Record extracts:
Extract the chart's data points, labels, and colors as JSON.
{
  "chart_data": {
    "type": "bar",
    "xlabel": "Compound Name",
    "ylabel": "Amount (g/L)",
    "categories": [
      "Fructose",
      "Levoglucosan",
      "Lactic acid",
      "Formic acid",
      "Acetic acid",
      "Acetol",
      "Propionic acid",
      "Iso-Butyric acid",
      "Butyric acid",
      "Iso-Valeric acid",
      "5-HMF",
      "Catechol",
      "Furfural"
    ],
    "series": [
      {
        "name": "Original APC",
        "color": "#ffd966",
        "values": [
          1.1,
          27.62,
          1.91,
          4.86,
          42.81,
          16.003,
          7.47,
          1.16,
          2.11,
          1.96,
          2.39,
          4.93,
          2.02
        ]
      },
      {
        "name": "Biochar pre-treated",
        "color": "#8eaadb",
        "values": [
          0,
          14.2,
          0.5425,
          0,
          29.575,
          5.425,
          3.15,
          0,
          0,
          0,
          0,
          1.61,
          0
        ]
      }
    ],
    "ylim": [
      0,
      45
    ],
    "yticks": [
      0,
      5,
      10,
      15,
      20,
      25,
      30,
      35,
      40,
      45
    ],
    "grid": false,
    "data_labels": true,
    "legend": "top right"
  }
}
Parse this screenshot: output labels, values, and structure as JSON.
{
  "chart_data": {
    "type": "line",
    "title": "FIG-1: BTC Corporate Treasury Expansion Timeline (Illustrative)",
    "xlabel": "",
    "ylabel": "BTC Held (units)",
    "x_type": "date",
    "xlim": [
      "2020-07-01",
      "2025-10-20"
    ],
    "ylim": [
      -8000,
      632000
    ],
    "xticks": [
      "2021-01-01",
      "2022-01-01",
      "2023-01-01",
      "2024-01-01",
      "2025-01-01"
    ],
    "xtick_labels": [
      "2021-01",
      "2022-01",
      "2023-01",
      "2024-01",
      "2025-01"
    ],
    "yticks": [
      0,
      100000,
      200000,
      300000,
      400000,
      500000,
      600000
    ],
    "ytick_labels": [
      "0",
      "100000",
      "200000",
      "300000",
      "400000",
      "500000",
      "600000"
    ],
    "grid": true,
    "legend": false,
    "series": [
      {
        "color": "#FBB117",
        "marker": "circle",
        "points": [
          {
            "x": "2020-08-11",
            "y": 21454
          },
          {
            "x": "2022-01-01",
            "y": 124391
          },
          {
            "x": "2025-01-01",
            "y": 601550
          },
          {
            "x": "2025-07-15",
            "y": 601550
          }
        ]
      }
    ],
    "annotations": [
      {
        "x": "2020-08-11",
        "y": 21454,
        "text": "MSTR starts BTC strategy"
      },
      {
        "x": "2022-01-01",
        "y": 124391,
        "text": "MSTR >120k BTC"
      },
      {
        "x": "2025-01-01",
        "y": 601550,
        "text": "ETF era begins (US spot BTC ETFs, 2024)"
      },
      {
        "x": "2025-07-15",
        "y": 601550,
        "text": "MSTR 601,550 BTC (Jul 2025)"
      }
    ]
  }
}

What is needed:
Starting with the line that contains "Parse this screenshot: output", print each line through the last one in the listing. Include both end lines and add nothing.

Solution to the problem:
Parse this screenshot: output labels, values, and structure as JSON.
{
  "chart_data": {
    "type": "line",
    "title": "FIG-1: BTC Corporate Treasury Expansion Timeline (Illustrative)",
    "xlabel": "",
    "ylabel": "BTC Held (units)",
    "x_type": "date",
    "xlim": [
      "2020-07-01",
      "2025-10-20"
    ],
    "ylim": [
      -8000,
      632000
    ],
    "xticks": [
      "2021-01-01",
      "2022-01-01",
      "2023-01-01",
      "2024-01-01",
      "2025-01-01"
    ],
    "xtick_labels": [
      "2021-01",
      "2022-01",
      "2023-01",
      "2024-01",
      "2025-01"
    ],
    "yticks": [
      0,
      100000,
      200000,
      300000,
      400000,
      500000,
      600000
    ],
    "ytick_labels": [
      "0",
      "100000",
      "200000",
      "300000",
      "400000",
      "500000",
      "600000"
    ],
    "grid": true,
    "legend": false,
    "series": [
      {
        "color": "#FBB117",
        "marker": "circle",
        "points": [
          {
            "x": "2020-08-11",
            "y": 21454
          },
          {
            "x": "2022-01-01",
            "y": 124391
          },
          {
            "x": "2025-01-01",
            "y": 601550
          },
          {
            "x": "2025-07-15",
            "y": 601550
          }
        ]
      }
    ],
    "annotations": [
      {
        "x": "2020-08-11",
        "y": 21454,
        "text": "MSTR starts BTC strategy"
      },
      {
        "x": "2022-01-01",
        "y": 124391,
        "text": "MSTR >120k BTC"
      },
      {
        "x": "2025-01-01",
        "y": 601550,
        "text": "ETF era begins (US spot BTC ETFs, 2024)"
      },
      {
        "x": "2025-07-15",
        "y": 601550,
        "text": "MSTR 601,550 BTC (Jul 2025)"
      }
    ]
  }
}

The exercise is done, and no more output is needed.